Topic modeling is a technique in natural language processing (NLP) that aims to discover latent topics within a collection of documents. These topics are hidden patterns of co-occurring words that represent underlying themes in the text. One popular algorithm for topic modeling is Latent Dirichlet Allocation (LDA).
Imagine you have a collection of news articles. Using LDA, you can extract topics such as “politics,” “sports,” and “technology” from these articles. Each topic is represented by a distribution of words, where words with higher probabilities in a topic are more representative of that topic.
For example, in the topic of “technology,” words like “computer,” “software,” and “internet” might have higher probabilities, while in the topic of “sports,” words like “football,” “basketball,” and “team” might be more prominent.
Through topic modeling, you can gain insights into the main themes present in a large corpus of text, which can be useful for tasks such as document categorization, summarization, and information retrieval.
Let’s create a practical example using sample documents about different topics. We’ll then apply topic modeling to discover the underlying topics in these documents. For simplicity, we’ll use a small set of documents, but in real applications, you would use a larger corpus.
Sample Documents:
- Document 1 (Sports): “The football team won the championship last night. It was an exciting match with a lot of goals.”
- Document 2 (Technology): “The new smartphone features a high-resolution screen and a powerful processor. It is expected to be a hit in the market.”
- Document 3 (Politics): “The government announced new policies aimed at improving healthcare and education. There has been mixed reactions from the public.”
- Document 4 (Travel): “Traveling to exotic destinations is a great way to relax and unwind. Experience new cultures and cuisines.”
Now, let’s apply topic modeling using LDA to discover the underlying topics in these documents. We’ll use Python with the gensim
library for this task.
from gensim import corpora, models
import pprint
# Sample documents
documents = [
"The football team won the championship last night. It was an exciting match with a lot of goals.",
"The new smartphone features a high-resolution screen and a powerful processor. It is expected to be a hit in the market.",
"The government announced new policies aimed at improving healthcare and education. There has been mixed reactions from the public.",
"Traveling to exotic destinations is a great way to relax and unwind. Experience new cultures and cuisines."

> [Data entries]:
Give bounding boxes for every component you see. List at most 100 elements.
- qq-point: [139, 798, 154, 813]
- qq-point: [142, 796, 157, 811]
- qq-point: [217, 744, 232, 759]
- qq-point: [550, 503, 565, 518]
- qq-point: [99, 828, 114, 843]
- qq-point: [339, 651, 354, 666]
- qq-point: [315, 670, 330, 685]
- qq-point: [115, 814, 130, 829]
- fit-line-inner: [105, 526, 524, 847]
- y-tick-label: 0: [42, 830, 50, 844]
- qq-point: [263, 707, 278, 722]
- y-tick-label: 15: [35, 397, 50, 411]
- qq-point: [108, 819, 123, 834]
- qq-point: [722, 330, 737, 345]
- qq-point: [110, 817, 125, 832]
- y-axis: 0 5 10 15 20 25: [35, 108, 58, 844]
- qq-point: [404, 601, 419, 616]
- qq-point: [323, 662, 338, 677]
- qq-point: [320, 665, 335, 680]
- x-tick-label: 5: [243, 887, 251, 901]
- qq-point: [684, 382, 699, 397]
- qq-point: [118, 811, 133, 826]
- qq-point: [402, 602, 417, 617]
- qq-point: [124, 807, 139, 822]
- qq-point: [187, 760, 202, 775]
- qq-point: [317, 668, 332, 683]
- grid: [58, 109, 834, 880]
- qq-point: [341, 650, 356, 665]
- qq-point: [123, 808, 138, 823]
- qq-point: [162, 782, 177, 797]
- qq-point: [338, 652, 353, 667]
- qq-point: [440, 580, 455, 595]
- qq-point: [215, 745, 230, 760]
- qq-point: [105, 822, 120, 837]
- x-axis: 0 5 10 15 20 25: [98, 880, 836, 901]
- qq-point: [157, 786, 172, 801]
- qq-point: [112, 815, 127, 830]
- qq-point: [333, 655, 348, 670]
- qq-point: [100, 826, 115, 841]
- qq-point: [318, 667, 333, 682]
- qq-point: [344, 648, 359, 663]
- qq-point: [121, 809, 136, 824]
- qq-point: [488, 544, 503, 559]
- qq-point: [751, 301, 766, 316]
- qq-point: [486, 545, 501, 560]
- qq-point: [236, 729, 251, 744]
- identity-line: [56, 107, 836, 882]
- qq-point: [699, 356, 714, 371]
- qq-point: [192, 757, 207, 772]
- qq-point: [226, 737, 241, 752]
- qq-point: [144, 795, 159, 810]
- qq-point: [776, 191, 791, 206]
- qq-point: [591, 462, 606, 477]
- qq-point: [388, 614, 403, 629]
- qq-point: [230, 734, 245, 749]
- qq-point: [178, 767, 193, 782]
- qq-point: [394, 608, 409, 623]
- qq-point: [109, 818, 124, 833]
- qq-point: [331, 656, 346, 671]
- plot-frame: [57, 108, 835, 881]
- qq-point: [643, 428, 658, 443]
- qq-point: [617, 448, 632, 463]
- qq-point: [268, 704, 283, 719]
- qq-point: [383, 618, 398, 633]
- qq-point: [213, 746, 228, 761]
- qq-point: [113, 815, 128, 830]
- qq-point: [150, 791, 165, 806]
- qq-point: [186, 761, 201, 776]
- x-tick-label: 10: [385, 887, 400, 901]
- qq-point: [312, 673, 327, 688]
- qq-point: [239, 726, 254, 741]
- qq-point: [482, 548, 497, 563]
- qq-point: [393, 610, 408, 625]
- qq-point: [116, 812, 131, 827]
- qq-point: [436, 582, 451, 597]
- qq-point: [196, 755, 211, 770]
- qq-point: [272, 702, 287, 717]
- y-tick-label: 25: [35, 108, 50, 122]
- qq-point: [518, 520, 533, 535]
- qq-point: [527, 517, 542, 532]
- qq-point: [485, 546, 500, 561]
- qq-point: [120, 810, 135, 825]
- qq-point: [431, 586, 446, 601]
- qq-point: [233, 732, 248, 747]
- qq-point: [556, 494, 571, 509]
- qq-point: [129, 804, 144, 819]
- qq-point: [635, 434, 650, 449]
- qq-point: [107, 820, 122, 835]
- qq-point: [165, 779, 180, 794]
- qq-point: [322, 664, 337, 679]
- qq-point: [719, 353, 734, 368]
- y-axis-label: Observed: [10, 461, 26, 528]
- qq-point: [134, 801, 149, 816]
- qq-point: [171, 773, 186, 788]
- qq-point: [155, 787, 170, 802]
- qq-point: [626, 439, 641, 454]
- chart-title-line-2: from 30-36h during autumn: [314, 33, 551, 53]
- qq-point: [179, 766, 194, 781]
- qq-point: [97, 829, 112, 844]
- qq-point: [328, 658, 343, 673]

...

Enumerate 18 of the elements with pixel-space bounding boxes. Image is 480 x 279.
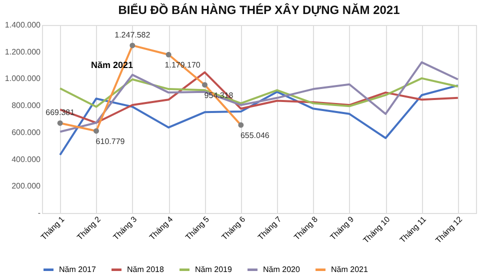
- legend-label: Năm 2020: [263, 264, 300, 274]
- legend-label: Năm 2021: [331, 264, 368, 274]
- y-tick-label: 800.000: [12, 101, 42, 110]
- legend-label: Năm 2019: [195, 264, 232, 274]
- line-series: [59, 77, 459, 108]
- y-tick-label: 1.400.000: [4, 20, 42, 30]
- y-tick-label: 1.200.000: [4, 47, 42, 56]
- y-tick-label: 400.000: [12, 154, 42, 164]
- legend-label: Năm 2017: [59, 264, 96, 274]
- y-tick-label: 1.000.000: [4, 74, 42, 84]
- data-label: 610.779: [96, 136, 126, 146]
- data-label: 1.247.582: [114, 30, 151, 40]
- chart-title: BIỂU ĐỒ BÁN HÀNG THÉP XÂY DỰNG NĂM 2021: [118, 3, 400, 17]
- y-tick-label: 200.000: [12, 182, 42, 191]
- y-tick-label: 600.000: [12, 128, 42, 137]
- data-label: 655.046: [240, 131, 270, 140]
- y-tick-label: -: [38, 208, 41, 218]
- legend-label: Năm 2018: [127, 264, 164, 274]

* * *

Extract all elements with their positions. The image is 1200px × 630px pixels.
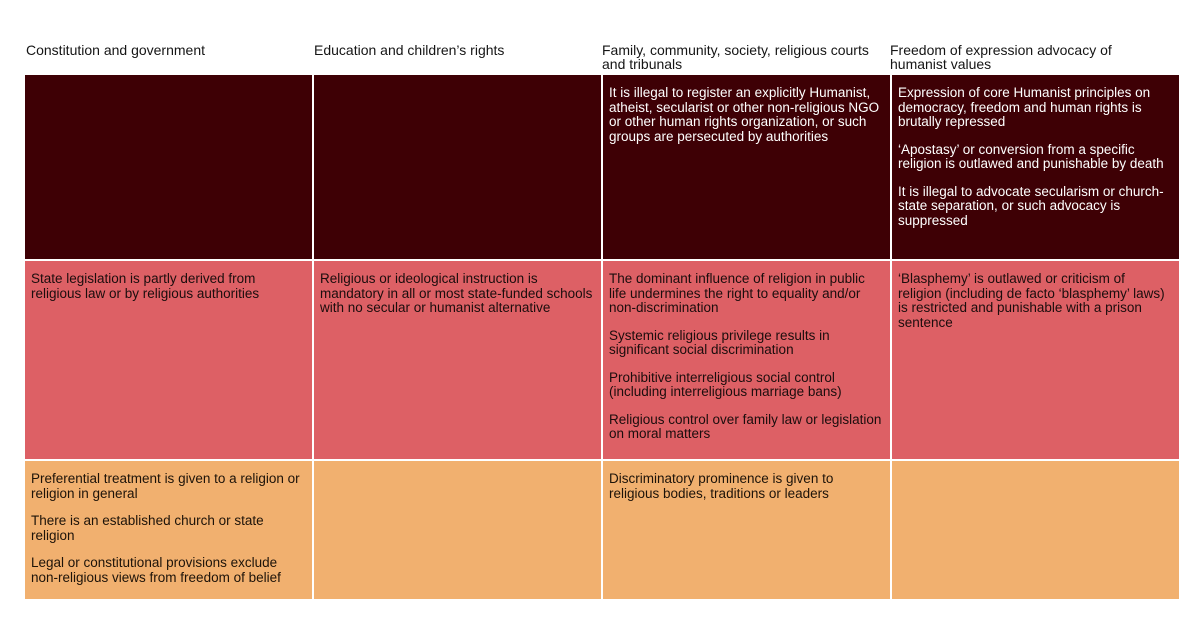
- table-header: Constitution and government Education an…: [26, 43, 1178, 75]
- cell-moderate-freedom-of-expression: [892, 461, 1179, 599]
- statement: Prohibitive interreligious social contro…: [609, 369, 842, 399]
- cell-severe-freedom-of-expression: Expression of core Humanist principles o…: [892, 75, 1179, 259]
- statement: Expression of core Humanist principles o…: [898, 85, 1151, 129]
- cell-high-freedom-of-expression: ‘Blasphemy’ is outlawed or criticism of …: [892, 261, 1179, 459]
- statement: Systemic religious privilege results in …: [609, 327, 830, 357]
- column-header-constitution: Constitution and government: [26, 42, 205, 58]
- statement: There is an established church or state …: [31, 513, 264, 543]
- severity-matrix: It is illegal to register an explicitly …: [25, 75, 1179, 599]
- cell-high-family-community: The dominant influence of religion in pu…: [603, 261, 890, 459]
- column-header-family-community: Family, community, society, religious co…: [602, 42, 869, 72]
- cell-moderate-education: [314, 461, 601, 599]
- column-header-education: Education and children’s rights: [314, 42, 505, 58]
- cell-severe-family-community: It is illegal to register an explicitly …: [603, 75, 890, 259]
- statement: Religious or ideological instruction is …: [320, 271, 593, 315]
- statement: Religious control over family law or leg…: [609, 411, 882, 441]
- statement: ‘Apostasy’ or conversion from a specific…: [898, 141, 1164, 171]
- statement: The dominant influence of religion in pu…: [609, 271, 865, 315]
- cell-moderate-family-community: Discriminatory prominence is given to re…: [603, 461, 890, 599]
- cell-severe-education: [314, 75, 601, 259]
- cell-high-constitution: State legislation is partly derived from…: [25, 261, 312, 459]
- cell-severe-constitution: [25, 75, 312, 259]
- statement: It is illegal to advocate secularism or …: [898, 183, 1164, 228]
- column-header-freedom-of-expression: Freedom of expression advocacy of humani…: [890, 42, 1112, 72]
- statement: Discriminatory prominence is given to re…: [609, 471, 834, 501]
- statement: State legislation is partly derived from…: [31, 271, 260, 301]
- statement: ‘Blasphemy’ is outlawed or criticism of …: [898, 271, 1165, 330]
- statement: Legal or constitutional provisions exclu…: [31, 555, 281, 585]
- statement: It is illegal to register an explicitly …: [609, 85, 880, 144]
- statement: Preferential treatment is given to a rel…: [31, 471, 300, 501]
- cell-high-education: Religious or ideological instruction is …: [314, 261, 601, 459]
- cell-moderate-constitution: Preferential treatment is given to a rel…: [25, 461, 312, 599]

> [To be done]:
**1.** Translate into Spanish this sentence from the topic modeling page: "One popular algorithm for topic modeling is Latent Dirichlet Allocation (LDA)."
**2.** Using the topic modeling page, list the subject labels given in parentheses for the sample documents.
The records were drawn from a source separate from the text.

> [Solved tasks]:
**1.** Un algoritmo popular para el modelado de temas es la Asignación Latente de Dirichlet (LDA).

**2.** Sports, Technology, Politics, Travel